# Task goal
Count every line that has "type" in it and give the total, nothing more.
** Start Material provided **
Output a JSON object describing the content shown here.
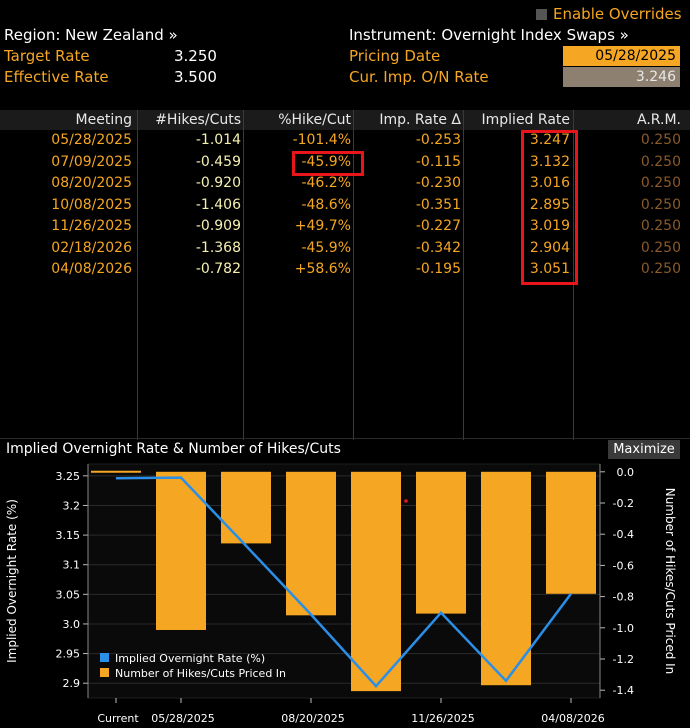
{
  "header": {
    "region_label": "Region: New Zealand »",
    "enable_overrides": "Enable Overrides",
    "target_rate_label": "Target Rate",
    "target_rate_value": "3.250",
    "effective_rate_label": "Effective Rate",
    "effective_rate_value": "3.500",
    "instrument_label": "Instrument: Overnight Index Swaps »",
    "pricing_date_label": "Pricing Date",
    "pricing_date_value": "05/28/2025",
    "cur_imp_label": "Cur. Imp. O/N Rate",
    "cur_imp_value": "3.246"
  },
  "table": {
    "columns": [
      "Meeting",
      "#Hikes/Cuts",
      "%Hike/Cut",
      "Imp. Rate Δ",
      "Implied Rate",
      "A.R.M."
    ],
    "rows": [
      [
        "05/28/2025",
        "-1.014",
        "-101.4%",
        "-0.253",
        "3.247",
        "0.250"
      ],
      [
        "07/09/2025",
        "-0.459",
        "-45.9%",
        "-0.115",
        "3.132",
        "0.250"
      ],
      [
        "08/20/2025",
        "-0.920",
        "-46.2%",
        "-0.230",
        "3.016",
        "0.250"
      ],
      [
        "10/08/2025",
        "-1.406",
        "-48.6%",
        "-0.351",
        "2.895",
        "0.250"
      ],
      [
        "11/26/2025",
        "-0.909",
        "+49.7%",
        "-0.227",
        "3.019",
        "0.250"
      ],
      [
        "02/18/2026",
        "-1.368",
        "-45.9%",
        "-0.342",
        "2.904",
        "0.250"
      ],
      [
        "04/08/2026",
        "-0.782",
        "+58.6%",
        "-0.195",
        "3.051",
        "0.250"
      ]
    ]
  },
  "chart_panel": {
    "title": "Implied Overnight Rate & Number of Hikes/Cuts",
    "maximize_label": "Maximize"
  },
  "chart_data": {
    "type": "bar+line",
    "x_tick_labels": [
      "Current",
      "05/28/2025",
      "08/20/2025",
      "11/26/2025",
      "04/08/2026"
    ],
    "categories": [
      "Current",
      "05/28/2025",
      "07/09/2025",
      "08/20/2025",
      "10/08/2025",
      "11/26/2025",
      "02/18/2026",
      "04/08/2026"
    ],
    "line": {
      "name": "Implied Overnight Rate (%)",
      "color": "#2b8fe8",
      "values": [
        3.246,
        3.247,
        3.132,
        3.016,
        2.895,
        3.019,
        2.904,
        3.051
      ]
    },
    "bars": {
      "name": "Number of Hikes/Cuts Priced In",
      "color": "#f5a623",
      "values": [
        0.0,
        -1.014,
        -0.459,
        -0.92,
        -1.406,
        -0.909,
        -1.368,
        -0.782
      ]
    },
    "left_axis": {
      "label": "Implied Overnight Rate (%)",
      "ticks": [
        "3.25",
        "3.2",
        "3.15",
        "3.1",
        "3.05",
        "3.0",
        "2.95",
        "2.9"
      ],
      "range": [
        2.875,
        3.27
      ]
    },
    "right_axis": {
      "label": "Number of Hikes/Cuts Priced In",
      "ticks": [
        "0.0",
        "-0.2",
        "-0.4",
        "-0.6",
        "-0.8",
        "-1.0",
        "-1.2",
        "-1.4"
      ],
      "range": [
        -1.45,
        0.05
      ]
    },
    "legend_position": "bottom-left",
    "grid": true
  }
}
** End Material provided **
** Start Material provided **
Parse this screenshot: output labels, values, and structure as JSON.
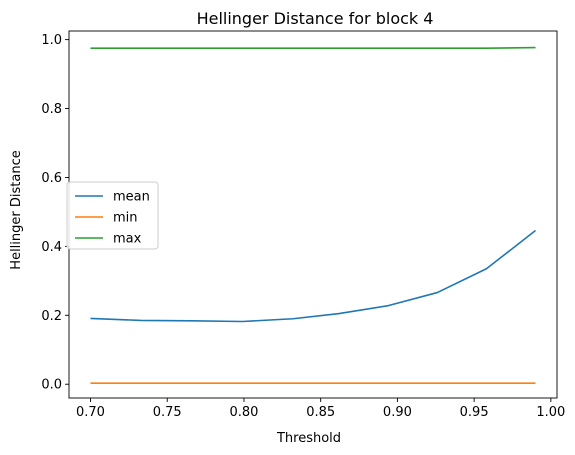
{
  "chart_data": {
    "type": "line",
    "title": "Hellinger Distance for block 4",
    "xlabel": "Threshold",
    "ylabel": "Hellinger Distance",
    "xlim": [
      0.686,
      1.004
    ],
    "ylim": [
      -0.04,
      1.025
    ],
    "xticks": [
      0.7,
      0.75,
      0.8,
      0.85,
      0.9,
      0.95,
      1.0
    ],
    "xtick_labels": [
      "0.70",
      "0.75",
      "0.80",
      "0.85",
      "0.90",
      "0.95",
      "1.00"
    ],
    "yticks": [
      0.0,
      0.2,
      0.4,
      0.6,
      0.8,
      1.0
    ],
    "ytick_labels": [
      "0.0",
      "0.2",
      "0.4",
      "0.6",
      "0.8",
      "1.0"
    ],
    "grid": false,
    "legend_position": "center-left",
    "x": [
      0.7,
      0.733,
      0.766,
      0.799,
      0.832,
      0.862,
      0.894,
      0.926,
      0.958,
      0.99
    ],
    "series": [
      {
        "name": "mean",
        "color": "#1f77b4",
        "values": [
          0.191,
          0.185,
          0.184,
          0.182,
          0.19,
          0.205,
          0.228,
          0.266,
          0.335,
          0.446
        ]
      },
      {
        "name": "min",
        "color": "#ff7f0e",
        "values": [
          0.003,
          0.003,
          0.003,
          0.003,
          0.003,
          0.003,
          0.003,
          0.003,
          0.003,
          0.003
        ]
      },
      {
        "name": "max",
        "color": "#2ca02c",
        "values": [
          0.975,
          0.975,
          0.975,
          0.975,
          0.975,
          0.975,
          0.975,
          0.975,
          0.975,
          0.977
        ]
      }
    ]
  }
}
** End Material provided **
** Start Material provided **
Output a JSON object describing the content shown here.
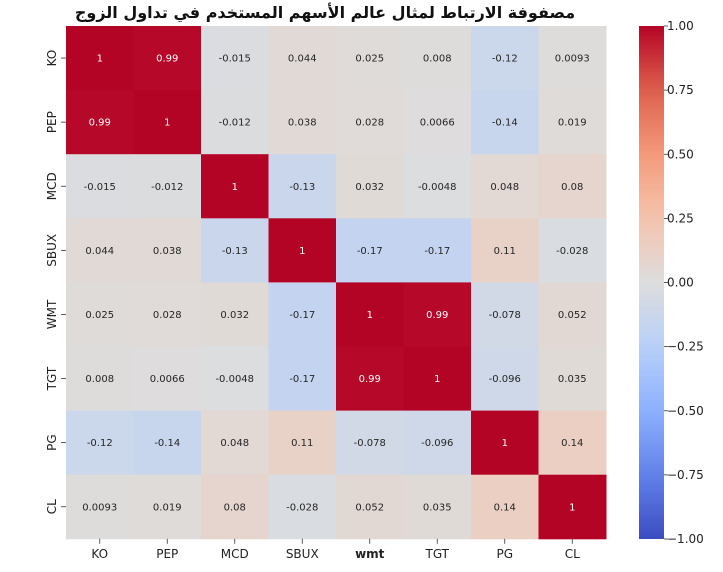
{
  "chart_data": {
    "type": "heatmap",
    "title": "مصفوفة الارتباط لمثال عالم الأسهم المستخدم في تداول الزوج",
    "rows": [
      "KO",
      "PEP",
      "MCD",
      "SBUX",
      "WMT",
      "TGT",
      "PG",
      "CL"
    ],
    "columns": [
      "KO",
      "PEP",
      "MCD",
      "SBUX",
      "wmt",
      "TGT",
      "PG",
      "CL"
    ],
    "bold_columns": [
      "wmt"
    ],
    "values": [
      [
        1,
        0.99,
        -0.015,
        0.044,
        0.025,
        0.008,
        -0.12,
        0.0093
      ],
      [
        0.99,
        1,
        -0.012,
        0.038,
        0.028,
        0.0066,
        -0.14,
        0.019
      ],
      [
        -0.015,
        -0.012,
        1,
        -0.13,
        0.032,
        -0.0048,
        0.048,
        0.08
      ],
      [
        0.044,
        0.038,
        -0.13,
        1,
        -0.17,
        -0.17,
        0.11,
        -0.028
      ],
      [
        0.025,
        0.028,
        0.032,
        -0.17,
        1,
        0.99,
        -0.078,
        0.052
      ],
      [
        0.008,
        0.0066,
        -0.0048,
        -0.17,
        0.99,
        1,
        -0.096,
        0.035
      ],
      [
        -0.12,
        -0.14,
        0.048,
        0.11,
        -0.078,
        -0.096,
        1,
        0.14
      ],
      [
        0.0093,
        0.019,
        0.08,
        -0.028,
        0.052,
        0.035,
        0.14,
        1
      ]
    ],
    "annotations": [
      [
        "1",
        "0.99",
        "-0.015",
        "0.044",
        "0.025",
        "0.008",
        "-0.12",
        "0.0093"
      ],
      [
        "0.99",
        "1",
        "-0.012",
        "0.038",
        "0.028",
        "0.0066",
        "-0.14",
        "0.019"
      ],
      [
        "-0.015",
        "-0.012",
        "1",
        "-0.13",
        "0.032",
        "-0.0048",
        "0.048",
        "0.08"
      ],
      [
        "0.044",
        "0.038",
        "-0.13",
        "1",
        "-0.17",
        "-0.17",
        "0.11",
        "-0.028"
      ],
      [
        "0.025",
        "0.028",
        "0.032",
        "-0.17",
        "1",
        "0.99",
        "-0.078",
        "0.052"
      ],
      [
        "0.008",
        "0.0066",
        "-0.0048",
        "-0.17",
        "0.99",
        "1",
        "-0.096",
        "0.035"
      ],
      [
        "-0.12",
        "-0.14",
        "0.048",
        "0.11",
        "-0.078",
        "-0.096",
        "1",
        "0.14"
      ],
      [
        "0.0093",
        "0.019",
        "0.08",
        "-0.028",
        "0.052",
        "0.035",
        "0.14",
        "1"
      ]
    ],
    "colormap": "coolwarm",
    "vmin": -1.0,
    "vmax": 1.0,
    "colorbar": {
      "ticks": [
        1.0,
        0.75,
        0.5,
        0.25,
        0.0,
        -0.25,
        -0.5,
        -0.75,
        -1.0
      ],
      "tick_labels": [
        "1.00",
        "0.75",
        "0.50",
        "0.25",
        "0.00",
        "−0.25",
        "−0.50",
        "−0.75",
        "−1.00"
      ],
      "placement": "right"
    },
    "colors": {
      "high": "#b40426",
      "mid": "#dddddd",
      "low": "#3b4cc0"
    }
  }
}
** End Material provided **
# Written answer
3